___ DATASET RECORDS

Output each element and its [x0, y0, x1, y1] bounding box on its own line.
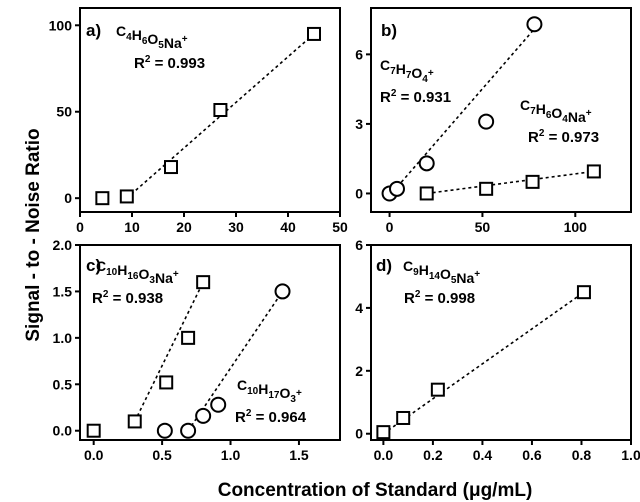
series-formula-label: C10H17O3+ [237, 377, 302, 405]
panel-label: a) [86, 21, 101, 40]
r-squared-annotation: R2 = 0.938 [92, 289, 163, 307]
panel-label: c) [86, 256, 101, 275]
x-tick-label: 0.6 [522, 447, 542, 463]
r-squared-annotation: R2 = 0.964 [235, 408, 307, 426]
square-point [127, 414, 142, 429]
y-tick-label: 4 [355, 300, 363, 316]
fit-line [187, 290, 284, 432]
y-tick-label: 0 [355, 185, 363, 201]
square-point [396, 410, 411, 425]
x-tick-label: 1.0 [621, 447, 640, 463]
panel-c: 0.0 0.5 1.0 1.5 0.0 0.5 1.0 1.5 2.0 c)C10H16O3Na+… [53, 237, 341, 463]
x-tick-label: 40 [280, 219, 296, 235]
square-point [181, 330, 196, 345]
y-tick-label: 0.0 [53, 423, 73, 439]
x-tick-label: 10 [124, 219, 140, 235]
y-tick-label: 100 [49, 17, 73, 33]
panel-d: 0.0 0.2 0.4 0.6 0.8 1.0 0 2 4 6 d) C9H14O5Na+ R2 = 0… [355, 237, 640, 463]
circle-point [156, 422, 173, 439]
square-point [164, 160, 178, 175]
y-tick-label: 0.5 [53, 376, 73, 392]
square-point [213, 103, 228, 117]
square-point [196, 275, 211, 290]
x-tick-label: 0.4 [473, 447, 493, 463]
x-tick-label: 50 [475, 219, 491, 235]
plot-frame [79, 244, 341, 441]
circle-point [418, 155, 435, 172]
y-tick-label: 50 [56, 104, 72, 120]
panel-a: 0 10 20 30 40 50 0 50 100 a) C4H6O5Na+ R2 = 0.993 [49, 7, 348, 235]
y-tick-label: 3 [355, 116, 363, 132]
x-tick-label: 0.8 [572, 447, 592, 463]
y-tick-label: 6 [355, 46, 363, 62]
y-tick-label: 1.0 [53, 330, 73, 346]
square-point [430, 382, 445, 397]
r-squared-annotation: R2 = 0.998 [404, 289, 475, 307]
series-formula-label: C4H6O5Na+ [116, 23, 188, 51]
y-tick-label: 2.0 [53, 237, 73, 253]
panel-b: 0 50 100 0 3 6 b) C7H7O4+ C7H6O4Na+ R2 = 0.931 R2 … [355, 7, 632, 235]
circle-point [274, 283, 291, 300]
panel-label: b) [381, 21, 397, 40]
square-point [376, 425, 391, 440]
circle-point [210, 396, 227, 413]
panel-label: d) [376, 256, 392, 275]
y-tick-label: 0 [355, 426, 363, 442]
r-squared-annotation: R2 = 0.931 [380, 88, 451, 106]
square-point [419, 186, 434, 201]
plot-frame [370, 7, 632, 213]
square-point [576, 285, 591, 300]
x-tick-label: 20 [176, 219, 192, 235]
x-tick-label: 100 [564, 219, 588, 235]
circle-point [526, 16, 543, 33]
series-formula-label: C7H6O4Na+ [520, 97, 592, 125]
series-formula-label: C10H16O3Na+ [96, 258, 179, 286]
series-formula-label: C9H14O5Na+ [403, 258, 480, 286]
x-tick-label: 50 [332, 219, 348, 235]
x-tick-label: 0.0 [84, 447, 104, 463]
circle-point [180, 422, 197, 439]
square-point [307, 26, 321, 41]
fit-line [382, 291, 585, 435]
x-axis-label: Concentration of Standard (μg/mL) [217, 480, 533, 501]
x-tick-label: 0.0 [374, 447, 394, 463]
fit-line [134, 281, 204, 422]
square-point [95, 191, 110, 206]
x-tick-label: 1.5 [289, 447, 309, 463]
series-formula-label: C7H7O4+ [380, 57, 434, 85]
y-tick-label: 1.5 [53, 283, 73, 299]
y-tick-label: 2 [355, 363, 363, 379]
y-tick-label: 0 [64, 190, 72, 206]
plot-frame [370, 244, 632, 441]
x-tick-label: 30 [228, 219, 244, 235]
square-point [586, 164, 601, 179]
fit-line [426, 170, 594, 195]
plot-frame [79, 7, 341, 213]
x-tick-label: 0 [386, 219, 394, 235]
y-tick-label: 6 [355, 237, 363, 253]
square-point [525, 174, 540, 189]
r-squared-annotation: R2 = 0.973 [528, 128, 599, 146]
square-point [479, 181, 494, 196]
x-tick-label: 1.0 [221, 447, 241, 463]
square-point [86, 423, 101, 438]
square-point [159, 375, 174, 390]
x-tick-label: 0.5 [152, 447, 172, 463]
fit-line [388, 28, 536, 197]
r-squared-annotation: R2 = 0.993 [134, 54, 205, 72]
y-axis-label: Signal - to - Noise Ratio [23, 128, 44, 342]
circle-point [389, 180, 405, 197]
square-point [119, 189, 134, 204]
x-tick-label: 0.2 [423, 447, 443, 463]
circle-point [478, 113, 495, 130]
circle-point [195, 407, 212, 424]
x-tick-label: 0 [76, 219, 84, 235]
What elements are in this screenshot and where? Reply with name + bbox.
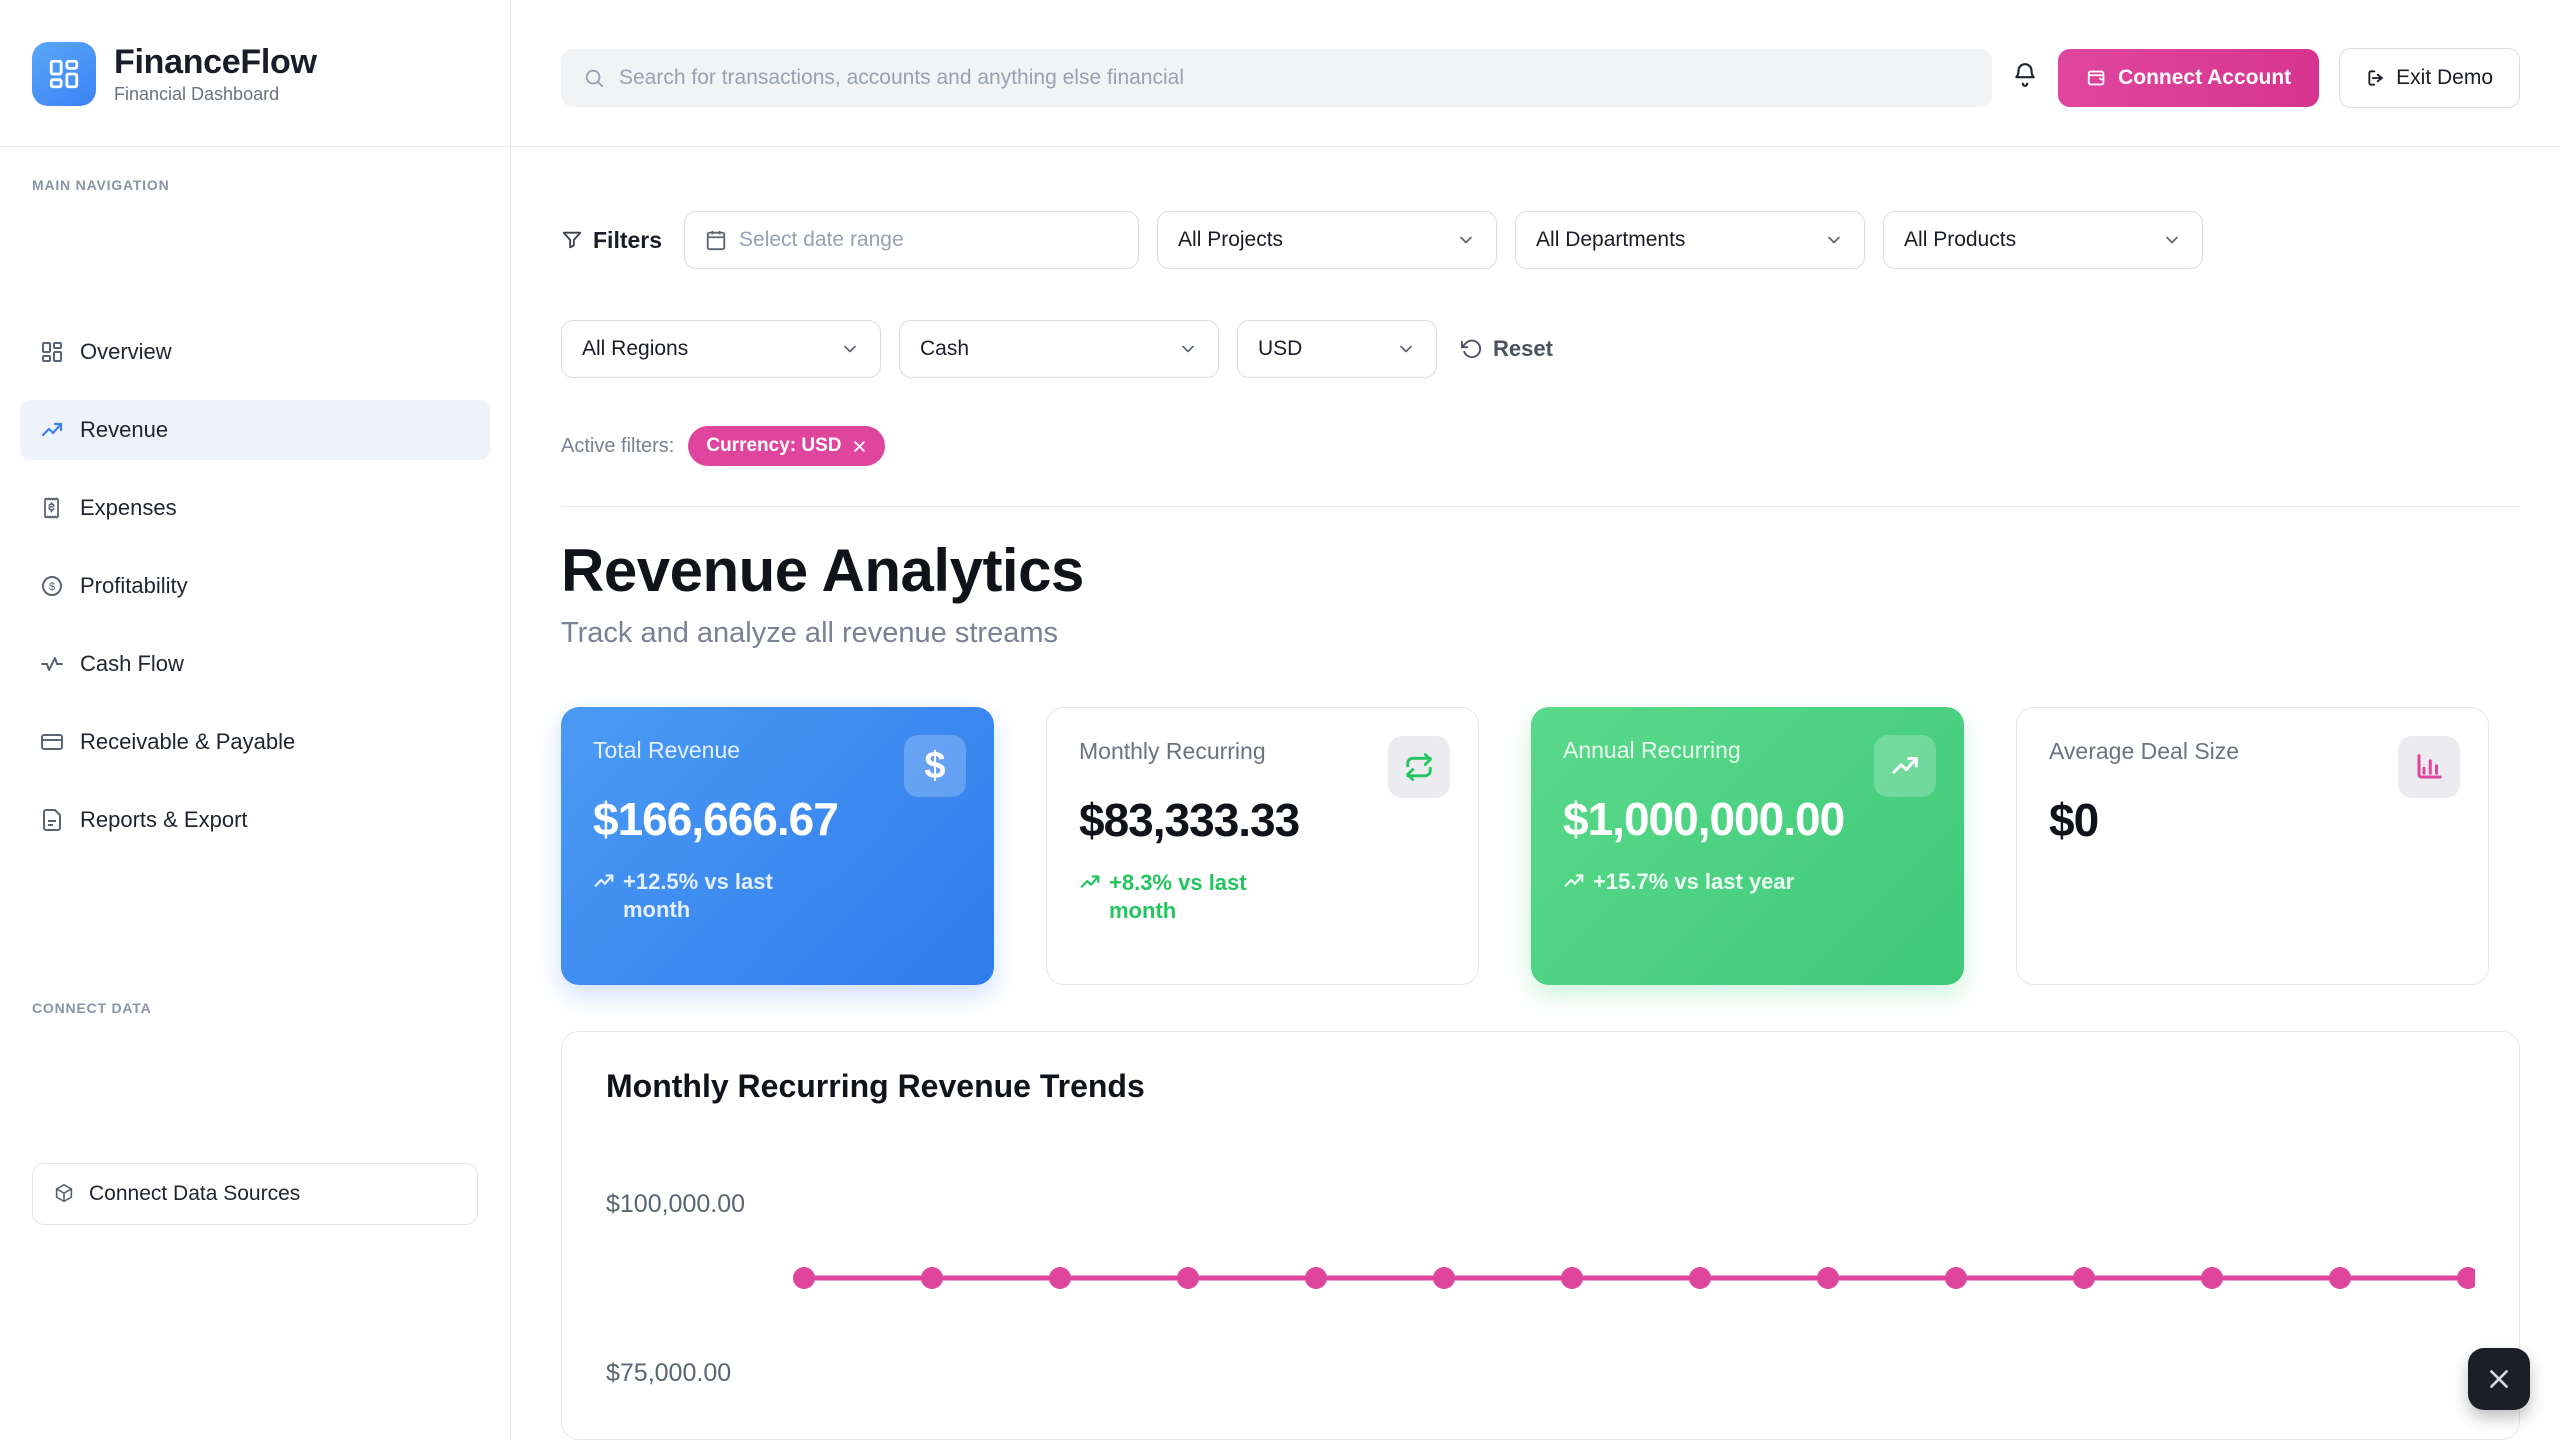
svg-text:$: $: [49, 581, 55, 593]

______

AIM
Please return the lines of the data from the line containing "series-formula-label: C10H17O3+ [237, 377, 302, 405]" through the line containing "square-point [164, 160, 178, 175]", inclusive, unchanged.

FINAL RESULT
series-formula-label: C10H17O3+ [237, 377, 302, 405]
panel-label: a) [86, 21, 101, 40]
r-squared-annotation: R2 = 0.938 [92, 289, 163, 307]
panel-label: c) [86, 256, 101, 275]
x-tick-label: 0.6 [522, 447, 542, 463]
r-squared-annotation: R2 = 0.964 [235, 408, 307, 426]
square-point [127, 414, 142, 429]
y-tick-label: 4 [355, 300, 363, 316]
fit-line [187, 290, 284, 432]
y-tick-label: 0 [355, 185, 363, 201]
square-point [396, 410, 411, 425]
x-tick-label: 1.0 [621, 447, 640, 463]
panel-c: 0.0 0.5 1.0 1.5 0.0 0.5 1.0 1.5 2.0 c)C10H16O3Na+… [53, 237, 341, 463]
x-tick-label: 40 [280, 219, 296, 235]
square-point [181, 330, 196, 345]
y-tick-label: 0.0 [53, 423, 73, 439]
x-tick-label: 10 [124, 219, 140, 235]
y-tick-label: 100 [49, 17, 73, 33]
panel-d: 0.0 0.2 0.4 0.6 0.8 1.0 0 2 4 6 d) C9H14O5Na+ R2 = 0… [355, 237, 640, 463]
circle-point [156, 422, 173, 439]
square-point [164, 160, 178, 175]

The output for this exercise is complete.